===== Data supplied
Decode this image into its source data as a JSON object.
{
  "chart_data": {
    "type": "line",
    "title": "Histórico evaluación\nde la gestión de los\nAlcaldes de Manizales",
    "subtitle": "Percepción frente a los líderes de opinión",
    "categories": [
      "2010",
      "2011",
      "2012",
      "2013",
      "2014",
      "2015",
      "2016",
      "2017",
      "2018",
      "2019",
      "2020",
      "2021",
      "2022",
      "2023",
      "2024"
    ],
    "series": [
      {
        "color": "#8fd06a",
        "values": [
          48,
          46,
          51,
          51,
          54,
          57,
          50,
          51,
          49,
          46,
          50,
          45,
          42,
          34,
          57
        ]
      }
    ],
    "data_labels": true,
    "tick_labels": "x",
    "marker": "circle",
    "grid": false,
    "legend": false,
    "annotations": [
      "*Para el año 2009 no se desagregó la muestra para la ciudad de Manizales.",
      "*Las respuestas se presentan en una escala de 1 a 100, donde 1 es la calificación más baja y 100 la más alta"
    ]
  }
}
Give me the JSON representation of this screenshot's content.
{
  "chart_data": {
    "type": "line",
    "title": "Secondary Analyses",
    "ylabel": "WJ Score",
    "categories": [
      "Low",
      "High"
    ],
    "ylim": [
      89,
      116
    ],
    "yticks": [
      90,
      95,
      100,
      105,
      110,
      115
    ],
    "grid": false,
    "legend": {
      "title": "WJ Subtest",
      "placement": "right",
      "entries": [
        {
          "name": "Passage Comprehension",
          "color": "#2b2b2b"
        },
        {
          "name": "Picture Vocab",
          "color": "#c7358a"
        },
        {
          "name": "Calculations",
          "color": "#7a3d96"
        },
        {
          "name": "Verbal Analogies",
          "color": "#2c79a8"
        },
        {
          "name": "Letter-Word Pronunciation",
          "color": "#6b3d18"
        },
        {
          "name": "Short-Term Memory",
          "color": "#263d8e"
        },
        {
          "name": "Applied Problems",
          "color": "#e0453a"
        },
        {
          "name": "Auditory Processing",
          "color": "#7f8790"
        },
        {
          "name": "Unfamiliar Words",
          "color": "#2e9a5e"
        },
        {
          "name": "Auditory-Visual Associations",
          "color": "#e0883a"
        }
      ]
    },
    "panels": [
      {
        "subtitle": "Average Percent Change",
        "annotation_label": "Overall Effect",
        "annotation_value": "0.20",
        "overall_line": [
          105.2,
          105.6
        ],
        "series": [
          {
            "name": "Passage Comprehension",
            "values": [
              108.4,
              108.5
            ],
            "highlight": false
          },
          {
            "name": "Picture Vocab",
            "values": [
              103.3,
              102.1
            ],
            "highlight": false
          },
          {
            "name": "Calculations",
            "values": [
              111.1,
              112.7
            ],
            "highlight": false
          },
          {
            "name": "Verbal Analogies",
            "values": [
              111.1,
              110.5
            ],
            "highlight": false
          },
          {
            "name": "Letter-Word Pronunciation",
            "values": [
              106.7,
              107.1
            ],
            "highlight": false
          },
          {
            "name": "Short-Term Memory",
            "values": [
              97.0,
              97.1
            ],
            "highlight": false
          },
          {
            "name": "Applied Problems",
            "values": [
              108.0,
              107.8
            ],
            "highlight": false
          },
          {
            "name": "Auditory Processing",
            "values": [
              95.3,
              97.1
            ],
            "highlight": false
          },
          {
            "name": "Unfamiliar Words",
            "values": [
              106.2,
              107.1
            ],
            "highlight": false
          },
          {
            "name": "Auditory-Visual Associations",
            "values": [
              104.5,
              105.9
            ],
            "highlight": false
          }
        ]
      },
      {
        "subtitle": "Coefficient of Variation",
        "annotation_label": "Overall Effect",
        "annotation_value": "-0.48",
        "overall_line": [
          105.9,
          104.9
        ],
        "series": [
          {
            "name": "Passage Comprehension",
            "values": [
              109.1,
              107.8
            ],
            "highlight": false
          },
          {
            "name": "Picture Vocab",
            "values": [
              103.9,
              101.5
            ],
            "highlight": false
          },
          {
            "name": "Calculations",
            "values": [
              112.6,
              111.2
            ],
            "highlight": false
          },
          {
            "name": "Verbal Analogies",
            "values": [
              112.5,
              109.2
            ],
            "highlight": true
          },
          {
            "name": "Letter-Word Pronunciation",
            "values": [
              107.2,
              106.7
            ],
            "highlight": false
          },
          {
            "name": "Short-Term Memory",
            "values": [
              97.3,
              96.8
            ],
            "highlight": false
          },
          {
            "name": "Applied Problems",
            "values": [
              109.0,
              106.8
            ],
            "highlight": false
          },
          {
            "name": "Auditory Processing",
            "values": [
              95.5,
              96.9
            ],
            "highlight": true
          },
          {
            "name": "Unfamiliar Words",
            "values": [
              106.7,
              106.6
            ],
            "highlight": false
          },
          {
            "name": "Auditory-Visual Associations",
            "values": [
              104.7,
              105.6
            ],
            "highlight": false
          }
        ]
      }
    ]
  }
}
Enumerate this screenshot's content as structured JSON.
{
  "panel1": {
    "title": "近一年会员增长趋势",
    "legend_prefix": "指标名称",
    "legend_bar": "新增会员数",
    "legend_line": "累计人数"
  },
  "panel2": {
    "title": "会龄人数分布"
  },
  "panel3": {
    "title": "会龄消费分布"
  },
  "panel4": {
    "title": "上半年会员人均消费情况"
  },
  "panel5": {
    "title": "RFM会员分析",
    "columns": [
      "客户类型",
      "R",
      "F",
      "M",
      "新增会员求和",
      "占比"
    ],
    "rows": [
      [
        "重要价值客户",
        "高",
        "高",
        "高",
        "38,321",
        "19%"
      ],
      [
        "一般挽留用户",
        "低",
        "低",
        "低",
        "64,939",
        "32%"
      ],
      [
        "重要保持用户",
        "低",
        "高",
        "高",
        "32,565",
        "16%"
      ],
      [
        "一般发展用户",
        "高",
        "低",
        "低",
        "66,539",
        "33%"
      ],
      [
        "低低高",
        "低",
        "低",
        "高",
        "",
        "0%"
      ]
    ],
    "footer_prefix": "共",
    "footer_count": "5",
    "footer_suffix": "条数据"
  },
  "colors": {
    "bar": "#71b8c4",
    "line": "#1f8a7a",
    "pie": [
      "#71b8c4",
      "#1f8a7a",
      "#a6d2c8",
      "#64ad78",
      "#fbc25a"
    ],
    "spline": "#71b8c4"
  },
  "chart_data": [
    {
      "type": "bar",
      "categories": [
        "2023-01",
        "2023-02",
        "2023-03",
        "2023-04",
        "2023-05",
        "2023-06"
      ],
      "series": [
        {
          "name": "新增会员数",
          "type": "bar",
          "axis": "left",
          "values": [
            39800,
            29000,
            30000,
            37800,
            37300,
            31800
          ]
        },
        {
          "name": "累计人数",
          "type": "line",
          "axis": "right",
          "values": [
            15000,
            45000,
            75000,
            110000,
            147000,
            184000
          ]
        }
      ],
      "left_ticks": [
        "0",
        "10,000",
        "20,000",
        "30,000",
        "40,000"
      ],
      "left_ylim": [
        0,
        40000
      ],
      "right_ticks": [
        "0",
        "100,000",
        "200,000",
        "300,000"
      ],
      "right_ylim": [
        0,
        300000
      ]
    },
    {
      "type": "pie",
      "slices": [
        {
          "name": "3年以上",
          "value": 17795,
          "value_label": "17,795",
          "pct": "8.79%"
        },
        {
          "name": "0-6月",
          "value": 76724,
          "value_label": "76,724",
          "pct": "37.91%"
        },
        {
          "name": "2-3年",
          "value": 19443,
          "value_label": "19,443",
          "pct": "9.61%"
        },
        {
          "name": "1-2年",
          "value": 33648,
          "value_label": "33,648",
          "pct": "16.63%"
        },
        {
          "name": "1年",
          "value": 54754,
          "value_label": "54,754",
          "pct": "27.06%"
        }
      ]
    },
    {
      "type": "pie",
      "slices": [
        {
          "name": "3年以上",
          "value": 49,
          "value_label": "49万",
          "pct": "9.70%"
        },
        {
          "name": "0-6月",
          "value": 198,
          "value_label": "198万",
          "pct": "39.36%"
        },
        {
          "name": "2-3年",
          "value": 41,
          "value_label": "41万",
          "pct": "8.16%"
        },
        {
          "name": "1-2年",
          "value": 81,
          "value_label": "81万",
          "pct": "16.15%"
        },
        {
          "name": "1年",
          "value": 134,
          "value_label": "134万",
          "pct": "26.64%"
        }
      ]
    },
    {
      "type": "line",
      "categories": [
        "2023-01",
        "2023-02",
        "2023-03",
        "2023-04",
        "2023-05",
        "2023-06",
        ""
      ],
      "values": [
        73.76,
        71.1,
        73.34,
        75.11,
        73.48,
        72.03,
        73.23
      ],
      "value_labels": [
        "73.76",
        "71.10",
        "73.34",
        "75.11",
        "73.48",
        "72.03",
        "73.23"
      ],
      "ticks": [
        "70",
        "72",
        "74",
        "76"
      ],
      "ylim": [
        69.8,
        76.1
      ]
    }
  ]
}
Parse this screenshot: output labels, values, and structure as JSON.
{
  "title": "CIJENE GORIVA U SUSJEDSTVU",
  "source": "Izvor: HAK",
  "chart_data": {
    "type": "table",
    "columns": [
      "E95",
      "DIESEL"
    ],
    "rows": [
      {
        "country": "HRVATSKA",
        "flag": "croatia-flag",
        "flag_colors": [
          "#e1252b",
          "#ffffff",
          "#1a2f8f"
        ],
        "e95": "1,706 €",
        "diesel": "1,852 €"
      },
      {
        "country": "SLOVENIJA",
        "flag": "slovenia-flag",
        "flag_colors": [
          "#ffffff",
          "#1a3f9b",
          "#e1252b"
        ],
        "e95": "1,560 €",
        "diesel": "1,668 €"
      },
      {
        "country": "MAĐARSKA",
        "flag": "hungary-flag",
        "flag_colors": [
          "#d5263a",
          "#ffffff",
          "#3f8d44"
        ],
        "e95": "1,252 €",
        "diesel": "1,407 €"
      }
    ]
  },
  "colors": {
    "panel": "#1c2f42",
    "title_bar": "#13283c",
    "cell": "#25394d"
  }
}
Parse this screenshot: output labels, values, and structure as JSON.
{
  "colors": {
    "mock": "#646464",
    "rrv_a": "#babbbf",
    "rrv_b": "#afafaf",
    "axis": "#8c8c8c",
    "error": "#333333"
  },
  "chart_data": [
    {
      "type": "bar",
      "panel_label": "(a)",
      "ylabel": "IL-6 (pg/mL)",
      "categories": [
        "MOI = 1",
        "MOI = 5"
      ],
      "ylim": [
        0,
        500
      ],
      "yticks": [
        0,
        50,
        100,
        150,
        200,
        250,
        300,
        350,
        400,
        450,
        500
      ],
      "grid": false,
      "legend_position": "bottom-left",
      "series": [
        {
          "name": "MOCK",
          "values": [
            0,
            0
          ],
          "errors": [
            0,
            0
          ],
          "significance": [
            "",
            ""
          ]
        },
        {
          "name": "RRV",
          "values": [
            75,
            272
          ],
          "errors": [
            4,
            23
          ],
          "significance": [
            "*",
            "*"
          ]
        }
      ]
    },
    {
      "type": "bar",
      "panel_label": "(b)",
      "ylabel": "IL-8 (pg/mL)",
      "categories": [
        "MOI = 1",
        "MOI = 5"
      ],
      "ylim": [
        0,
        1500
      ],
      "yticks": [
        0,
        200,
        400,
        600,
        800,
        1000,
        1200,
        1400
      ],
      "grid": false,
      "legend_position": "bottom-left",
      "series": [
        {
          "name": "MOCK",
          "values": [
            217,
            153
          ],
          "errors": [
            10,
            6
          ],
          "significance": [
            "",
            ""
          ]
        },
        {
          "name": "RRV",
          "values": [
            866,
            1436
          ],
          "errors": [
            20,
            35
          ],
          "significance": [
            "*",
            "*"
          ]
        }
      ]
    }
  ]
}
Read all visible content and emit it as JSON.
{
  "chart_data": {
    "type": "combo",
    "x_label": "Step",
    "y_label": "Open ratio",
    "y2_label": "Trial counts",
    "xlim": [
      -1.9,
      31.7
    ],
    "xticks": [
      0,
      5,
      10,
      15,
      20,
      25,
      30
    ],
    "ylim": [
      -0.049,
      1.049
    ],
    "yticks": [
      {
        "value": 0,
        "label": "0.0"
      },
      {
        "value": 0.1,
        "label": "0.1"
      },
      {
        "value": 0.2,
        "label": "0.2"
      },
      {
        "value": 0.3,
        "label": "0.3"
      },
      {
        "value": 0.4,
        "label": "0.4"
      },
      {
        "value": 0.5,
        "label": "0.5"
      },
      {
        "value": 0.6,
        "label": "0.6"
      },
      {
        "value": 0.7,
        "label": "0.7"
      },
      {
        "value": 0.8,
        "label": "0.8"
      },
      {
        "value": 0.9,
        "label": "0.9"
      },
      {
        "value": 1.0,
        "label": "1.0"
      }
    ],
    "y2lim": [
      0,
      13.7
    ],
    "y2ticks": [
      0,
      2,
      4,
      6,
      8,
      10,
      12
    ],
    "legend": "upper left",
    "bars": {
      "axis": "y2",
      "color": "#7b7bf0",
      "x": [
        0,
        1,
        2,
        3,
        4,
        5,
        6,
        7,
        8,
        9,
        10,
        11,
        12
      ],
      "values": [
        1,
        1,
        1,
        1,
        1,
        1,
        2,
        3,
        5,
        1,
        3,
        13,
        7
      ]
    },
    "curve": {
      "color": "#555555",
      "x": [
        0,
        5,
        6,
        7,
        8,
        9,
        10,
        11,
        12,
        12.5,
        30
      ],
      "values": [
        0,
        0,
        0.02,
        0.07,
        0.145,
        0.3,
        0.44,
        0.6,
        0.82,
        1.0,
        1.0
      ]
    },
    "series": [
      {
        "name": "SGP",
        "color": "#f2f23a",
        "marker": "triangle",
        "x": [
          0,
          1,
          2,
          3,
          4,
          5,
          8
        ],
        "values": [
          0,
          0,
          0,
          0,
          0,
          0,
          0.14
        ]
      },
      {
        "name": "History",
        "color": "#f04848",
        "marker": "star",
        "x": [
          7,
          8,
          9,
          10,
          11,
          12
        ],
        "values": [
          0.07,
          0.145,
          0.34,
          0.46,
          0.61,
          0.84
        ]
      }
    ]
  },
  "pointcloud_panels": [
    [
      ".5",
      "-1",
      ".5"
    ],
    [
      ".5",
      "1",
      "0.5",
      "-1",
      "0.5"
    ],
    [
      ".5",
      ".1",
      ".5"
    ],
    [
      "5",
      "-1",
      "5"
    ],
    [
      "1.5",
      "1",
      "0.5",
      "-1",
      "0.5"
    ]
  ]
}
==========
## [Task statement]
Show the lines from the data above that contain the string "screenshot".

## [Response to this task]
Give me the JSON representation of this screenshot's content.
Enumerate this screenshot's content as structured JSON.
Parse this screenshot: output labels, values, and structure as JSON.
Parse this screenshot: output labels, values, and structure as JSON.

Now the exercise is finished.